THE EXERCISE — Count the lines in the data below where the string "Avila" occurs, please, and give the number alone.
+ + + + +
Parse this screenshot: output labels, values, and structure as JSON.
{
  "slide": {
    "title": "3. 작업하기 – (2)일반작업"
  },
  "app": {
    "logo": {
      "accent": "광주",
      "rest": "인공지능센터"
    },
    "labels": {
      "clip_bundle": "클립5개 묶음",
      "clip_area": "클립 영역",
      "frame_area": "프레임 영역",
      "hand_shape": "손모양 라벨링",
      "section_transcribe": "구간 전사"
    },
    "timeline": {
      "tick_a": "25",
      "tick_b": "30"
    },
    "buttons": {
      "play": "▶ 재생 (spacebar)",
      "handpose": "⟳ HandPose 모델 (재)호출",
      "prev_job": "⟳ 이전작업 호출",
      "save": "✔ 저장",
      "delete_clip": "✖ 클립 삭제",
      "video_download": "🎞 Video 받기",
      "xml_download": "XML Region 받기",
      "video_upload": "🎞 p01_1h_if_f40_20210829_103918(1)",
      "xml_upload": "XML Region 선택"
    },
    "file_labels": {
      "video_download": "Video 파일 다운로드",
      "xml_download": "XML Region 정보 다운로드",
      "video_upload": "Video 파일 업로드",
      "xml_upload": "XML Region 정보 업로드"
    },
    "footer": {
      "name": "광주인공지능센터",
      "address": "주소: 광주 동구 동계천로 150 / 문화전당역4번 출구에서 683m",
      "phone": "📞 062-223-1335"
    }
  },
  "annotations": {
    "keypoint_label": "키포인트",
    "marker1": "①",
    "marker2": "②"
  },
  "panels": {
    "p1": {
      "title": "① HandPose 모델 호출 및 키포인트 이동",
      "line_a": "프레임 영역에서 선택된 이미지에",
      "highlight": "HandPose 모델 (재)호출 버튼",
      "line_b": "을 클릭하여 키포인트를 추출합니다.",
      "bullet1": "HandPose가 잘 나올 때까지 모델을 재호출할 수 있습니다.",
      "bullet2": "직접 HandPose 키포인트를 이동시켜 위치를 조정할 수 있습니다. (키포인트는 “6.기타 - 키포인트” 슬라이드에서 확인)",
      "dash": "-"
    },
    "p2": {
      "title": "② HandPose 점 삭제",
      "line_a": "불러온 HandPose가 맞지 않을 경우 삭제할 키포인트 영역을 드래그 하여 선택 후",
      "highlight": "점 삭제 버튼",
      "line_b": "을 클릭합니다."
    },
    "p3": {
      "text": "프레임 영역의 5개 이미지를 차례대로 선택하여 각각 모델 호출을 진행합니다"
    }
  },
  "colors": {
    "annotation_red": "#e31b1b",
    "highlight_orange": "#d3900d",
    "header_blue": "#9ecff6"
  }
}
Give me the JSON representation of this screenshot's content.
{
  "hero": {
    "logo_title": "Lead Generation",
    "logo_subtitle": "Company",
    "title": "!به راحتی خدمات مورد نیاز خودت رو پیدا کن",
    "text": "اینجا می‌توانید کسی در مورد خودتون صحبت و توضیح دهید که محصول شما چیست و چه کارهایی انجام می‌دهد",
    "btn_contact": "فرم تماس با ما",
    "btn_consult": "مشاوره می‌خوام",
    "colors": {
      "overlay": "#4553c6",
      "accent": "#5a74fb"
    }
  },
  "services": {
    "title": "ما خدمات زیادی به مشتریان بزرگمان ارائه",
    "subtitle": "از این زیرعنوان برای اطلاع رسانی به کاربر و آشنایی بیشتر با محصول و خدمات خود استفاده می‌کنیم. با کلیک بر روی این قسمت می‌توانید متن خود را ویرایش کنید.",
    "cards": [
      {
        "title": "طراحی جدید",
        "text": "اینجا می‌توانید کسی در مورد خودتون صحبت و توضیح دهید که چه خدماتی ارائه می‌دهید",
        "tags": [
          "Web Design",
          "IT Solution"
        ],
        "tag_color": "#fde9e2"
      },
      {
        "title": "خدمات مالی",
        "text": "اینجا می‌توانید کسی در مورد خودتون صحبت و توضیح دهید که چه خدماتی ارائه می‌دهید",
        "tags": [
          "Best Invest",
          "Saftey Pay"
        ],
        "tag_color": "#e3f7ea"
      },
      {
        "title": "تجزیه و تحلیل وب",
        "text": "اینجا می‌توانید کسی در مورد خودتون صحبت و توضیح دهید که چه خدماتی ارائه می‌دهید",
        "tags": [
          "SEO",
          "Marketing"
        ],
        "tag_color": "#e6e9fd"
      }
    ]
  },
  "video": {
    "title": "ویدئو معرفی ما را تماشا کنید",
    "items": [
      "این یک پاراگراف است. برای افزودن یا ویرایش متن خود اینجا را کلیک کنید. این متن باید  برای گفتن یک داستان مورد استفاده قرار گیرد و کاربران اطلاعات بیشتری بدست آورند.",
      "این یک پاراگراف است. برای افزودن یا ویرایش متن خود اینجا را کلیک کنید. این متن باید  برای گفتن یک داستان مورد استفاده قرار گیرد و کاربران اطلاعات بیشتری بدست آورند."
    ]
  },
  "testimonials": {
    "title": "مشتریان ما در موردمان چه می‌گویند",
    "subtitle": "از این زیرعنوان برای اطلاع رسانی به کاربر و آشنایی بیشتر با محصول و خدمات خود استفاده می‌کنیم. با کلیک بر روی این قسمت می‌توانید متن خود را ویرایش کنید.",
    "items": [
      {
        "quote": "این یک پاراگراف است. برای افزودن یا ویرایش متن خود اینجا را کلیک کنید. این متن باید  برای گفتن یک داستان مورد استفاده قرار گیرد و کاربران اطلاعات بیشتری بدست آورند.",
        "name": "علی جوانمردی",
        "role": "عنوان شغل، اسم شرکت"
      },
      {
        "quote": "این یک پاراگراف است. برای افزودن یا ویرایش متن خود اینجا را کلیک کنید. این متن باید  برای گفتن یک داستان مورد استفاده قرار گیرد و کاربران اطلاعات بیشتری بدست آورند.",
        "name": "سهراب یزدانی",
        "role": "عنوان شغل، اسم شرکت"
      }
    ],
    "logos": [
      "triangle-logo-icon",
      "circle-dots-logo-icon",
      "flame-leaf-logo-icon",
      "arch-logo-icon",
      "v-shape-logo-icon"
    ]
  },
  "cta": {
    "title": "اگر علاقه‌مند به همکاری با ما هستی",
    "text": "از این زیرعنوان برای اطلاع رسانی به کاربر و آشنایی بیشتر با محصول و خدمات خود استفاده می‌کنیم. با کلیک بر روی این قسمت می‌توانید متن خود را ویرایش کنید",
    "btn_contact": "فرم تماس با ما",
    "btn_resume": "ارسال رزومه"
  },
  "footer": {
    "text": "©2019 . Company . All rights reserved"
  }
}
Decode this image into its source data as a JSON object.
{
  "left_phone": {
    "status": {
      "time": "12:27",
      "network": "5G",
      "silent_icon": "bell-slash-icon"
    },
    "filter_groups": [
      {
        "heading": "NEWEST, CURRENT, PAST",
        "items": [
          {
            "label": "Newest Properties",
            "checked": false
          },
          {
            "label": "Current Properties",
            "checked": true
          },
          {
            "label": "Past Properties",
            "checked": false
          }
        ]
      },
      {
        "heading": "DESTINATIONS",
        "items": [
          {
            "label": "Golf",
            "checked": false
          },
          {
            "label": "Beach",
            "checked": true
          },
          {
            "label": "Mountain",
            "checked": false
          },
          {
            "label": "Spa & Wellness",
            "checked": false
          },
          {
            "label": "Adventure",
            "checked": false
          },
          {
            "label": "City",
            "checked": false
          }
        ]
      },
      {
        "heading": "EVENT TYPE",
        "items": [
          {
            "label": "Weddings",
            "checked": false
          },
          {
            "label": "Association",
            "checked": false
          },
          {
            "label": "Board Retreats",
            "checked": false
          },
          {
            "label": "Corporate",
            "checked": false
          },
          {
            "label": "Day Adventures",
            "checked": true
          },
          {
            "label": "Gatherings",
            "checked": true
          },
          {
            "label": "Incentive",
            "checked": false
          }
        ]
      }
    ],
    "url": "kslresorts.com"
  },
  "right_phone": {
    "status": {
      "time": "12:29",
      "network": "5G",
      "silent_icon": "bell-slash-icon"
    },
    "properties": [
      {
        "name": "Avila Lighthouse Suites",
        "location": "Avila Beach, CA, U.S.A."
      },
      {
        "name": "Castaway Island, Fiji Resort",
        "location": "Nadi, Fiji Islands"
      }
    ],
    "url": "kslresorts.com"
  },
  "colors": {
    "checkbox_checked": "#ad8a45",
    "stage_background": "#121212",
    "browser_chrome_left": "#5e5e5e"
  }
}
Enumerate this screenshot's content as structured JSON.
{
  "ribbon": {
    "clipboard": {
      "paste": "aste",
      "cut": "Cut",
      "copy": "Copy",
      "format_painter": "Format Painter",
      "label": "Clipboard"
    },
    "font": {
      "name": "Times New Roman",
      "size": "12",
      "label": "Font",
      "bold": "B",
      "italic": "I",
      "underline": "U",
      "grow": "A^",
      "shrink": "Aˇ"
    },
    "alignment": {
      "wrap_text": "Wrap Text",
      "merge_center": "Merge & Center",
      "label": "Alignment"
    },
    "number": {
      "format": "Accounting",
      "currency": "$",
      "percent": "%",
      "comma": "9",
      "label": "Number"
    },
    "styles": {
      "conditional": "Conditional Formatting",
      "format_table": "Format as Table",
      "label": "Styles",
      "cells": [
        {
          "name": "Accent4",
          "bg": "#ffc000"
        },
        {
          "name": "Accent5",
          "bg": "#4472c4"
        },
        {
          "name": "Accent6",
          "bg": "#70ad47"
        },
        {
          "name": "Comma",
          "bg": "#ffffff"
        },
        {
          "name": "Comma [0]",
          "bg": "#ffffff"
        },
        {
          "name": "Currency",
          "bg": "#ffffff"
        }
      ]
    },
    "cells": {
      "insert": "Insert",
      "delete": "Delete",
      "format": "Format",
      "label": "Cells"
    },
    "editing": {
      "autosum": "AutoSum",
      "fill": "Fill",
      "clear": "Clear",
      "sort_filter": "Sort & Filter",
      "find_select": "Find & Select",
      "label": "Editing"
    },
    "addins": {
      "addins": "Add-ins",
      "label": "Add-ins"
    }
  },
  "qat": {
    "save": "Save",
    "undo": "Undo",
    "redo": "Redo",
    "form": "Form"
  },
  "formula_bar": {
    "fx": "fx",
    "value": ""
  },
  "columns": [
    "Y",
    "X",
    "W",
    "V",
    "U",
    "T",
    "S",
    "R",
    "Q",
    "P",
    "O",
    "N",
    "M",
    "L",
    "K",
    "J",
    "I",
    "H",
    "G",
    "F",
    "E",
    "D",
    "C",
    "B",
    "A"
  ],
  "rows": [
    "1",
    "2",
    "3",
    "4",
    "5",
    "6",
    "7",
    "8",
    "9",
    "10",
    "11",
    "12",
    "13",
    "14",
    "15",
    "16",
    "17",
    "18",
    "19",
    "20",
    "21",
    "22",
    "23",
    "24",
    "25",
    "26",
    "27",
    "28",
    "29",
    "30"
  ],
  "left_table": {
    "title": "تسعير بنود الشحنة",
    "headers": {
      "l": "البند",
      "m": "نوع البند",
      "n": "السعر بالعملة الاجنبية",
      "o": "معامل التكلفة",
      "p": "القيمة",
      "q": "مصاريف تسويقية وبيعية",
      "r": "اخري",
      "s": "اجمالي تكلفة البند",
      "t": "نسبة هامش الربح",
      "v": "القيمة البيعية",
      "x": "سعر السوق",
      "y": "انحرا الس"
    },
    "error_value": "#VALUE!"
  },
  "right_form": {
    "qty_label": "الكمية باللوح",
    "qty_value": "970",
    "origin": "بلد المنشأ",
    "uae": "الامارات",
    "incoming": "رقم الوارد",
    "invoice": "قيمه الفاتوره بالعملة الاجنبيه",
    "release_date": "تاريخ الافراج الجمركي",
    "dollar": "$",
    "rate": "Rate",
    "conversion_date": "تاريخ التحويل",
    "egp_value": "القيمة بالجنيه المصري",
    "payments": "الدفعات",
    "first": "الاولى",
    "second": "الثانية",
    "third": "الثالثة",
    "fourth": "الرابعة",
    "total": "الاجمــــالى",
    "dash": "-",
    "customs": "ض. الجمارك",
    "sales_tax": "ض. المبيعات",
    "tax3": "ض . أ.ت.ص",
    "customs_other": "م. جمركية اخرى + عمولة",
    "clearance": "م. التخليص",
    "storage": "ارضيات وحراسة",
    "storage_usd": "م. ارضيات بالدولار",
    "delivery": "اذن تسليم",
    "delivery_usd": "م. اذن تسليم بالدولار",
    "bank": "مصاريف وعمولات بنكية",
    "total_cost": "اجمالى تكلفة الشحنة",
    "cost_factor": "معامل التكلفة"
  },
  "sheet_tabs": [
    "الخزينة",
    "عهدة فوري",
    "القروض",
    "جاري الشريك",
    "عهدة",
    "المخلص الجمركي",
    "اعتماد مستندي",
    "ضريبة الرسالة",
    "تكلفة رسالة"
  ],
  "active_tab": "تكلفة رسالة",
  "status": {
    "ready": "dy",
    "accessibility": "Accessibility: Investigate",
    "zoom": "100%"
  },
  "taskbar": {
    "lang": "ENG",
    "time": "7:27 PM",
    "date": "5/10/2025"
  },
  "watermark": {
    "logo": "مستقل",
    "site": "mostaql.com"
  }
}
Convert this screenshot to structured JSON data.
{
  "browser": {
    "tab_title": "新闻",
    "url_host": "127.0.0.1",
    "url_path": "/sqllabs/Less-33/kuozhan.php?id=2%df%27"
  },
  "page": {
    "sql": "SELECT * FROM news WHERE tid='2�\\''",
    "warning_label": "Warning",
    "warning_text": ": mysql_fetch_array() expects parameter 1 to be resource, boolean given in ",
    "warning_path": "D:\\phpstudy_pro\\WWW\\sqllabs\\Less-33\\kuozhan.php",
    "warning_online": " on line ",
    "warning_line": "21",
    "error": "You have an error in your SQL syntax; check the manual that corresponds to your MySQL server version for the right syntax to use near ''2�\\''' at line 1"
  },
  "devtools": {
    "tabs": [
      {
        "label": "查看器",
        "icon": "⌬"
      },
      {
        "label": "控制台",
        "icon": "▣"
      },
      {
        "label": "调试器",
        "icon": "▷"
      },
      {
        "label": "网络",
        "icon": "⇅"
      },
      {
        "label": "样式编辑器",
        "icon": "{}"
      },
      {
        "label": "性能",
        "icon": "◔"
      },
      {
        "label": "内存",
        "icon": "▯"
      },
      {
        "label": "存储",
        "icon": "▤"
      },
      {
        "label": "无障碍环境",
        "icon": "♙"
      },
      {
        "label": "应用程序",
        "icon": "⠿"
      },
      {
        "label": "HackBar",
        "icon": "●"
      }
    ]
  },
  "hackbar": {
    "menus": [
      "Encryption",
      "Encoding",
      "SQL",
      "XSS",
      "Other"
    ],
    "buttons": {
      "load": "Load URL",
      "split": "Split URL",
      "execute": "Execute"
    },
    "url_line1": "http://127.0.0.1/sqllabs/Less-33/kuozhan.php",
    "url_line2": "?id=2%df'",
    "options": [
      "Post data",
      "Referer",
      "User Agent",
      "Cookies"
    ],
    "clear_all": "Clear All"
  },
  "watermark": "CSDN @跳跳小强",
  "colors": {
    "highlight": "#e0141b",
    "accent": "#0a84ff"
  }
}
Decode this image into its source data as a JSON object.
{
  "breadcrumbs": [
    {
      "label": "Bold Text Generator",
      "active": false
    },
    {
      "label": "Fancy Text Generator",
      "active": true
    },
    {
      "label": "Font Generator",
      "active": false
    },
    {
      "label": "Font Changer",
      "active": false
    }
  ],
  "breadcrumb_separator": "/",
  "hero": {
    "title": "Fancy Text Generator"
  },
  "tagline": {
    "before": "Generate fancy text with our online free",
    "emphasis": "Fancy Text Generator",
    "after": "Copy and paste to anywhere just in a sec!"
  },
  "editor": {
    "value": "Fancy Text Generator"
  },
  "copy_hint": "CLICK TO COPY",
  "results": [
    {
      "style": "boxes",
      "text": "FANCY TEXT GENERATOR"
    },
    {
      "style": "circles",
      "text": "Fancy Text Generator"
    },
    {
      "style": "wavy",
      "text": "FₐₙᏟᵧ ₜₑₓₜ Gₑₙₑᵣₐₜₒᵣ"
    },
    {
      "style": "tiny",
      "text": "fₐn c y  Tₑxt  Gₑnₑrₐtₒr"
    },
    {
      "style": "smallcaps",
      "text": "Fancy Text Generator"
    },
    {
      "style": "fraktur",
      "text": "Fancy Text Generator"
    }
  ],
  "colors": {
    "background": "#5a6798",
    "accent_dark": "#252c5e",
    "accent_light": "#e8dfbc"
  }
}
+ + + + +
EXERCISE RESULT — 2